**What this task involves**
Write out all of the records precisely. Skip anything that is a picture.

Start of Data lines

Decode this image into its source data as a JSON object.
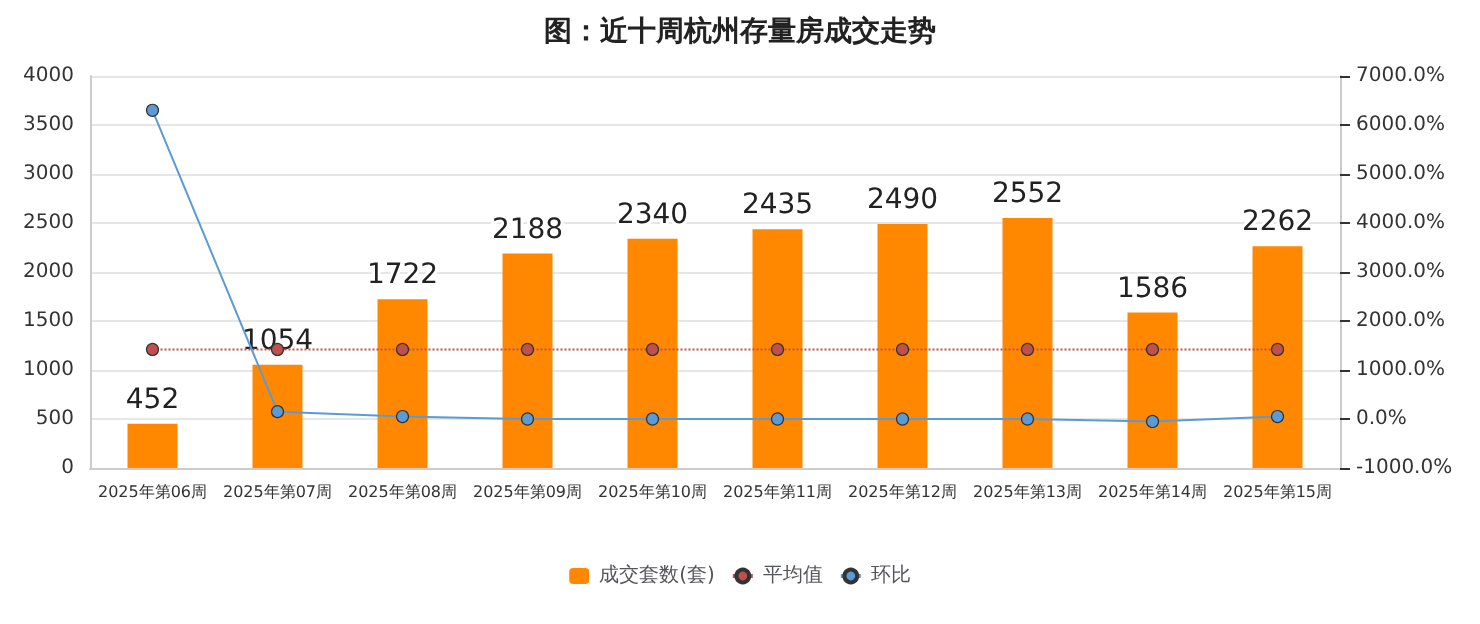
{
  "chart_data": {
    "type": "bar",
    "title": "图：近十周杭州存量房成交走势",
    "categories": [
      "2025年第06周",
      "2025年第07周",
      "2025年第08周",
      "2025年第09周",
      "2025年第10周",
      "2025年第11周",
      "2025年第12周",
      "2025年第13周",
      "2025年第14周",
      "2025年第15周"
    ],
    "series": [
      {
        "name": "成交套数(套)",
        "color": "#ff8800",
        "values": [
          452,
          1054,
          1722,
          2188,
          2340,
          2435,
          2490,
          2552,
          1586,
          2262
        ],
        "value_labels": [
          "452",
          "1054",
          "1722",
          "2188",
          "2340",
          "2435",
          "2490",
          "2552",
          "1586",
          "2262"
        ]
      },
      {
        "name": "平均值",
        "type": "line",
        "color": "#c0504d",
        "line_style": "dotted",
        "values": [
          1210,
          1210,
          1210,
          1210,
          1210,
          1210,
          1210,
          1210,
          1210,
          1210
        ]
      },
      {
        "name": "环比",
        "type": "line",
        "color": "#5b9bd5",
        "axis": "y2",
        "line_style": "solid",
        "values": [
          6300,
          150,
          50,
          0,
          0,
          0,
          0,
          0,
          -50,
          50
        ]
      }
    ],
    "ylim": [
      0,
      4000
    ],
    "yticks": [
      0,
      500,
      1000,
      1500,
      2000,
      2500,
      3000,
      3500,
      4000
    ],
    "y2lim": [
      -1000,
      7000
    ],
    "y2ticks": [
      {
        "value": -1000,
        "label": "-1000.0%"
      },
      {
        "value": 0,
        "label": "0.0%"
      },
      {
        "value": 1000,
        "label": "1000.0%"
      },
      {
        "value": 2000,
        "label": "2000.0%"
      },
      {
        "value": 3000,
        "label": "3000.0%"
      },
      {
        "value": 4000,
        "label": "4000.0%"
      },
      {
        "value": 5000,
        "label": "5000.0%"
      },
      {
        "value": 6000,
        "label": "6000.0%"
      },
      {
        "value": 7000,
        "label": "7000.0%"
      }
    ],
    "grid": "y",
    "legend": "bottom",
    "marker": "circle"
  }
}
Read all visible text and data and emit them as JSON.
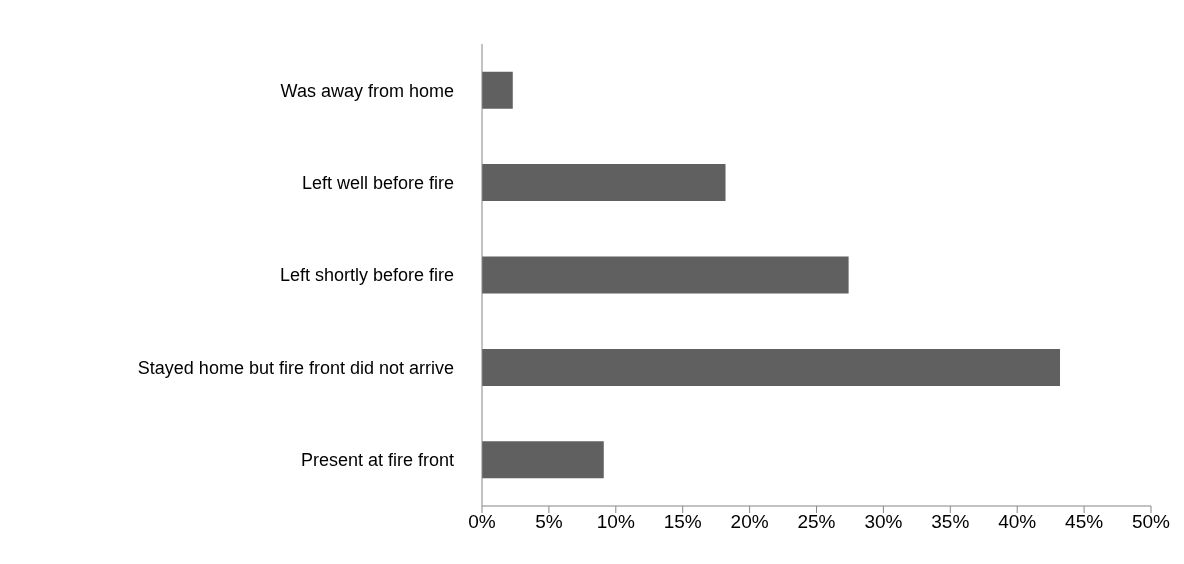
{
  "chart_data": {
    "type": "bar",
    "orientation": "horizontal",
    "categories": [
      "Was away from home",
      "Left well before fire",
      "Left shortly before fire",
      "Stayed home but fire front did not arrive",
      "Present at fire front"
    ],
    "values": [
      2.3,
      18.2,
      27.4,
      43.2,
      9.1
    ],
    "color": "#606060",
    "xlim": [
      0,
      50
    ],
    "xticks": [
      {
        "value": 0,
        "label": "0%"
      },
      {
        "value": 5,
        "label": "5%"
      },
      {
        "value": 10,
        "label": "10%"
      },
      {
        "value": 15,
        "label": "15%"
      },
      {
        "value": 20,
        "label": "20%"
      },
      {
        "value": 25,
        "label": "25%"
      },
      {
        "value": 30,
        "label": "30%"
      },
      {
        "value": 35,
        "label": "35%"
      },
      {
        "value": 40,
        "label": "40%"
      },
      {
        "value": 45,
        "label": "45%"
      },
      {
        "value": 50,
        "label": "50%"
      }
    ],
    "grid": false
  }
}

End of Data lines

**Result of this task**
Decode this image into its source data as a JSON object.
{
  "chart_data": {
    "type": "bar",
    "title": "图：近十周杭州存量房成交走势",
    "categories": [
      "2025年第06周",
      "2025年第07周",
      "2025年第08周",
      "2025年第09周",
      "2025年第10周",
      "2025年第11周",
      "2025年第12周",
      "2025年第13周",
      "2025年第14周",
      "2025年第15周"
    ],
    "series": [
      {
        "name": "成交套数(套)",
        "color": "#ff8800",
        "values": [
          452,
          1054,
          1722,
          2188,
          2340,
          2435,
          2490,
          2552,
          1586,
          2262
        ],
        "value_labels": [
          "452",
          "1054",
          "1722",
          "2188",
          "2340",
          "2435",
          "2490",
          "2552",
          "1586",
          "2262"
        ]
      },
      {
        "name": "平均值",
        "type": "line",
        "color": "#c0504d",
        "line_style": "dotted",
        "values": [
          1210,
          1210,
          1210,
          1210,
          1210,
          1210,
          1210,
          1210,
          1210,
          1210
        ]
      },
      {
        "name": "环比",
        "type": "line",
        "color": "#5b9bd5",
        "axis": "y2",
        "line_style": "solid",
        "values": [
          6300,
          150,
          50,
          0,
          0,
          0,
          0,
          0,
          -50,
          50
        ]
      }
    ],
    "ylim": [
      0,
      4000
    ],
    "yticks": [
      0,
      500,
      1000,
      1500,
      2000,
      2500,
      3000,
      3500,
      4000
    ],
    "y2lim": [
      -1000,
      7000
    ],
    "y2ticks": [
      {
        "value": -1000,
        "label": "-1000.0%"
      },
      {
        "value": 0,
        "label": "0.0%"
      },
      {
        "value": 1000,
        "label": "1000.0%"
      },
      {
        "value": 2000,
        "label": "2000.0%"
      },
      {
        "value": 3000,
        "label": "3000.0%"
      },
      {
        "value": 4000,
        "label": "4000.0%"
      },
      {
        "value": 5000,
        "label": "5000.0%"
      },
      {
        "value": 6000,
        "label": "6000.0%"
      },
      {
        "value": 7000,
        "label": "7000.0%"
      }
    ],
    "grid": "y",
    "legend": "bottom",
    "marker": "circle"
  }
}
Read all visible text and data and emit them as JSON.
{
  "chart_data": {
    "type": "bar",
    "orientation": "horizontal",
    "categories": [
      "Was away from home",
      "Left well before fire",
      "Left shortly before fire",
      "Stayed home but fire front did not arrive",
      "Present at fire front"
    ],
    "values": [
      2.3,
      18.2,
      27.4,
      43.2,
      9.1
    ],
    "color": "#606060",
    "xlim": [
      0,
      50
    ],
    "xticks": [
      {
        "value": 0,
        "label": "0%"
      },
      {
        "value": 5,
        "label": "5%"
      },
      {
        "value": 10,
        "label": "10%"
      },
      {
        "value": 15,
        "label": "15%"
      },
      {
        "value": 20,
        "label": "20%"
      },
      {
        "value": 25,
        "label": "25%"
      },
      {
        "value": 30,
        "label": "30%"
      },
      {
        "value": 35,
        "label": "35%"
      },
      {
        "value": 40,
        "label": "40%"
      },
      {
        "value": 45,
        "label": "45%"
      },
      {
        "value": 50,
        "label": "50%"
      }
    ],
    "grid": false
  }
}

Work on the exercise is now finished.